%%
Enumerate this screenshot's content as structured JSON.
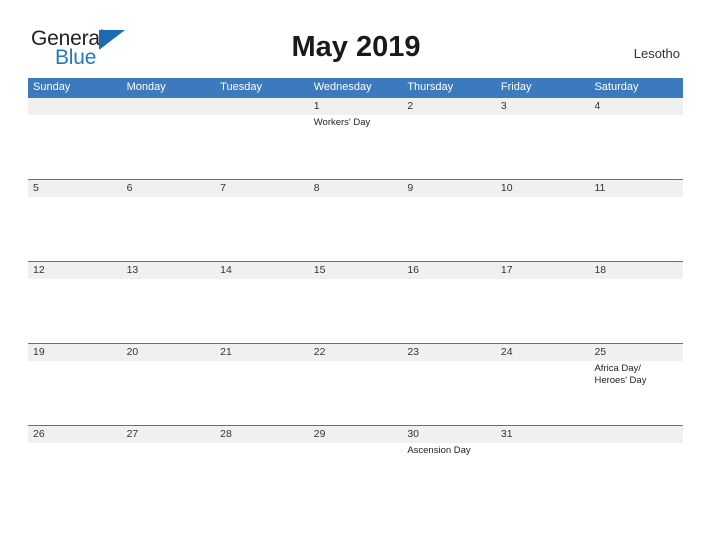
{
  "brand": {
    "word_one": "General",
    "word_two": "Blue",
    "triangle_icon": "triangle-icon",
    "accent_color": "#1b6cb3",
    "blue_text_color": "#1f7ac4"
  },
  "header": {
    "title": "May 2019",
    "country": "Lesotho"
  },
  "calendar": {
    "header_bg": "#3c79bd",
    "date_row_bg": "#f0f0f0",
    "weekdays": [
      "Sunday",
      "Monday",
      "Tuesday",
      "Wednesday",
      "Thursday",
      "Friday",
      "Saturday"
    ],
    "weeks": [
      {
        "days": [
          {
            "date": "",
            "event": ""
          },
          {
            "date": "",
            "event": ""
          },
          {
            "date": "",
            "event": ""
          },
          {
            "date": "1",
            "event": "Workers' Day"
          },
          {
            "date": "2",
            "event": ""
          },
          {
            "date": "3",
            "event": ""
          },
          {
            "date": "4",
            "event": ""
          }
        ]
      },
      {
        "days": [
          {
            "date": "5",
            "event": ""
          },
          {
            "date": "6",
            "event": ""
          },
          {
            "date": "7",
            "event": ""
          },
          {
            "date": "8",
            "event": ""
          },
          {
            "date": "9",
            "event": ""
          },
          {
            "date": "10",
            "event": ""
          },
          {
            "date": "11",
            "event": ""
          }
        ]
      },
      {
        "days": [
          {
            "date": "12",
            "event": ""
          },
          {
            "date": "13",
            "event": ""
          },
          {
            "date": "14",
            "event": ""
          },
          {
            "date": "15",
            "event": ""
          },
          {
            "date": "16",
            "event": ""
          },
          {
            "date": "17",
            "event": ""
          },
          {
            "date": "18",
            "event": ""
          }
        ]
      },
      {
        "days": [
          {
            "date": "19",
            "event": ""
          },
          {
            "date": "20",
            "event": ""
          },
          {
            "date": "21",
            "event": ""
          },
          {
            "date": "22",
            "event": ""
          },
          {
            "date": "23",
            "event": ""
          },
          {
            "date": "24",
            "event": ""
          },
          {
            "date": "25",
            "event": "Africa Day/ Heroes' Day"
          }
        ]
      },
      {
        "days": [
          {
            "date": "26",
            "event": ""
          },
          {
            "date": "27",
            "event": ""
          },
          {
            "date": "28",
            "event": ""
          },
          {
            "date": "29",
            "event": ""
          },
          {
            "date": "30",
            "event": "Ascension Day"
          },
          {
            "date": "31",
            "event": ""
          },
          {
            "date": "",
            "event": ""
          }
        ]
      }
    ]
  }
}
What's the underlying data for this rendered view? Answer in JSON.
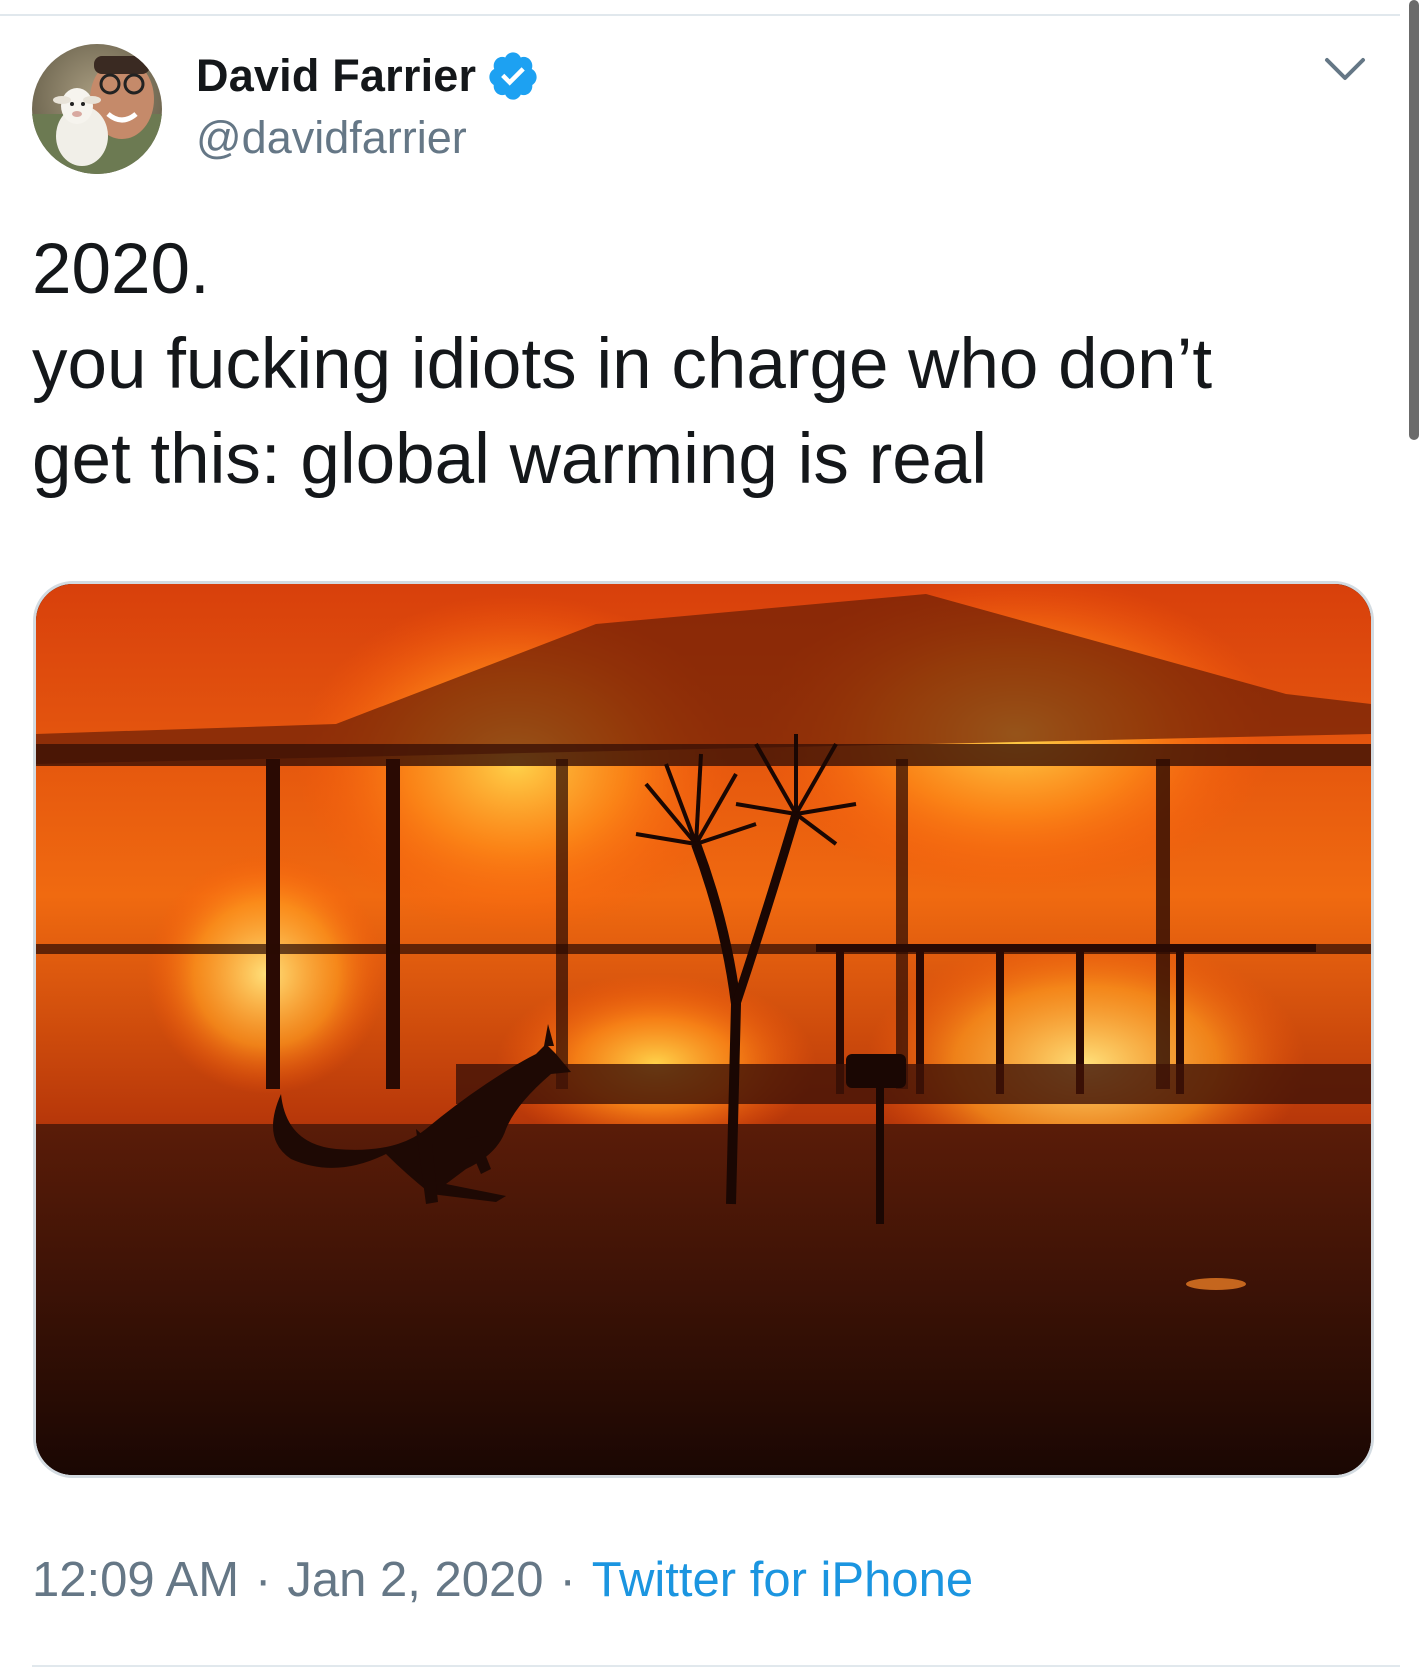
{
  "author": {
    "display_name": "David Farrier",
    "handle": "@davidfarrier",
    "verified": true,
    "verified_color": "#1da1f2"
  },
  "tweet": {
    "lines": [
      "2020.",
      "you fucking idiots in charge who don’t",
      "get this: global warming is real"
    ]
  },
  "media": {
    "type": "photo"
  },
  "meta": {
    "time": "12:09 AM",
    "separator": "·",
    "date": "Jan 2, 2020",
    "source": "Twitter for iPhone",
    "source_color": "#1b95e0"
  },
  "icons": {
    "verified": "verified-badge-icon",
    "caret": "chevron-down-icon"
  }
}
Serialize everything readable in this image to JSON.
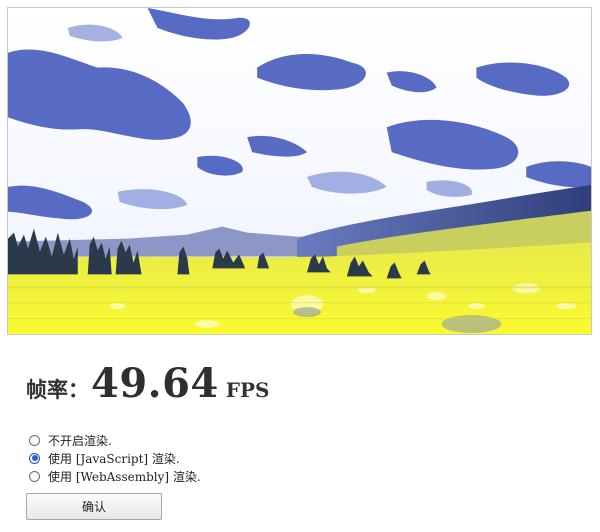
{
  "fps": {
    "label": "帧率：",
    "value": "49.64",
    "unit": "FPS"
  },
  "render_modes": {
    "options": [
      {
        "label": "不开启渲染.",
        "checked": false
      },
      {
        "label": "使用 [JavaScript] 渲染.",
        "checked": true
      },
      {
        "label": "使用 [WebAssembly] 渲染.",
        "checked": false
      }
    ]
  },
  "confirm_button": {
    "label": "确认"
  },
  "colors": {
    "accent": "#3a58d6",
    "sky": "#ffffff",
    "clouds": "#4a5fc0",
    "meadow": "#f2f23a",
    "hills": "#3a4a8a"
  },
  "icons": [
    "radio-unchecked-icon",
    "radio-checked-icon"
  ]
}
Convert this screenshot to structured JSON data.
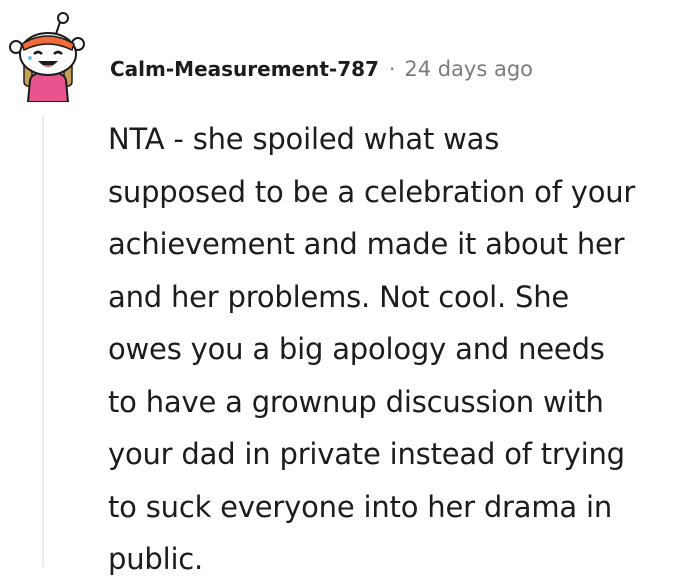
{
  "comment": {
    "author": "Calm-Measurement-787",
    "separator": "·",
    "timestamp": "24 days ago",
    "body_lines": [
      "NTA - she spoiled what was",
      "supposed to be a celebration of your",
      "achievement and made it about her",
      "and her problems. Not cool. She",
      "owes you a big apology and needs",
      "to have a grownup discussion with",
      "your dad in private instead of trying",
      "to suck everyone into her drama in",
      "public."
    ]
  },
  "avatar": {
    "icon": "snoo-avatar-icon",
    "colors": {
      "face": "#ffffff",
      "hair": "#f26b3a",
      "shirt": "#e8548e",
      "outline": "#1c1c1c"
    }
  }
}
%%
__Task__.
Reproduce each line of the records exactly, and omit every picture.

__Response to this exercise__.
Enumerate this screenshot's content as structured JSON.
{
  "brand": {
    "word_one": "General",
    "word_two": "Blue",
    "triangle_icon": "triangle-icon",
    "accent_color": "#1b6cb3",
    "blue_text_color": "#1f7ac4"
  },
  "header": {
    "title": "May 2019",
    "country": "Lesotho"
  },
  "calendar": {
    "header_bg": "#3c79bd",
    "date_row_bg": "#f0f0f0",
    "weekdays": [
      "Sunday",
      "Monday",
      "Tuesday",
      "Wednesday",
      "Thursday",
      "Friday",
      "Saturday"
    ],
    "weeks": [
      {
        "days": [
          {
            "date": "",
            "event": ""
          },
          {
            "date": "",
            "event": ""
          },
          {
            "date": "",
            "event": ""
          },
          {
            "date": "1",
            "event": "Workers' Day"
          },
          {
            "date": "2",
            "event": ""
          },
          {
            "date": "3",
            "event": ""
          },
          {
            "date": "4",
            "event": ""
          }
        ]
      },
      {
        "days": [
          {
            "date": "5",
            "event": ""
          },
          {
            "date": "6",
            "event": ""
          },
          {
            "date": "7",
            "event": ""
          },
          {
            "date": "8",
            "event": ""
          },
          {
            "date": "9",
            "event": ""
          },
          {
            "date": "10",
            "event": ""
          },
          {
            "date": "11",
            "event": ""
          }
        ]
      },
      {
        "days": [
          {
            "date": "12",
            "event": ""
          },
          {
            "date": "13",
            "event": ""
          },
          {
            "date": "14",
            "event": ""
          },
          {
            "date": "15",
            "event": ""
          },
          {
            "date": "16",
            "event": ""
          },
          {
            "date": "17",
            "event": ""
          },
          {
            "date": "18",
            "event": ""
          }
        ]
      },
      {
        "days": [
          {
            "date": "19",
            "event": ""
          },
          {
            "date": "20",
            "event": ""
          },
          {
            "date": "21",
            "event": ""
          },
          {
            "date": "22",
            "event": ""
          },
          {
            "date": "23",
            "event": ""
          },
          {
            "date": "24",
            "event": ""
          },
          {
            "date": "25",
            "event": "Africa Day/ Heroes' Day"
          }
        ]
      },
      {
        "days": [
          {
            "date": "26",
            "event": ""
          },
          {
            "date": "27",
            "event": ""
          },
          {
            "date": "28",
            "event": ""
          },
          {
            "date": "29",
            "event": ""
          },
          {
            "date": "30",
            "event": "Ascension Day"
          },
          {
            "date": "31",
            "event": ""
          },
          {
            "date": "",
            "event": ""
          }
        ]
      }
    ]
  }
}
What's the underlying data for this rendered view? Answer in JSON.
{
  "author": {
    "display_name": "David Farrier",
    "handle": "@davidfarrier",
    "verified": true,
    "verified_color": "#1da1f2"
  },
  "tweet": {
    "lines": [
      "2020.",
      "you fucking idiots in charge who don’t",
      "get this: global warming is real"
    ]
  },
  "media": {
    "type": "photo"
  },
  "meta": {
    "time": "12:09 AM",
    "separator": "·",
    "date": "Jan 2, 2020",
    "source": "Twitter for iPhone",
    "source_color": "#1b95e0"
  },
  "icons": {
    "verified": "verified-badge-icon",
    "caret": "chevron-down-icon"
  }
}
Serialize everything readable in this image to JSON.
{
  "fps": {
    "label": "帧率：",
    "value": "49.64",
    "unit": "FPS"
  },
  "render_modes": {
    "options": [
      {
        "label": "不开启渲染.",
        "checked": false
      },
      {
        "label": "使用 [JavaScript] 渲染.",
        "checked": true
      },
      {
        "label": "使用 [WebAssembly] 渲染.",
        "checked": false
      }
    ]
  },
  "confirm_button": {
    "label": "确认"
  },
  "colors": {
    "accent": "#3a58d6",
    "sky": "#ffffff",
    "clouds": "#4a5fc0",
    "meadow": "#f2f23a",
    "hills": "#3a4a8a"
  },
  "icons": [
    "radio-unchecked-icon",
    "radio-checked-icon"
  ]
}
Convert this screenshot to structured JSON data.
{
  "comment": {
    "author": "Calm-Measurement-787",
    "separator": "·",
    "timestamp": "24 days ago",
    "body_lines": [
      "NTA - she spoiled what was",
      "supposed to be a celebration of your",
      "achievement and made it about her",
      "and her problems. Not cool. She",
      "owes you a big apology and needs",
      "to have a grownup discussion with",
      "your dad in private instead of trying",
      "to suck everyone into her drama in",
      "public."
    ]
  },
  "avatar": {
    "icon": "snoo-avatar-icon",
    "colors": {
      "face": "#ffffff",
      "hair": "#f26b3a",
      "shirt": "#e8548e",
      "outline": "#1c1c1c"
    }
  }
}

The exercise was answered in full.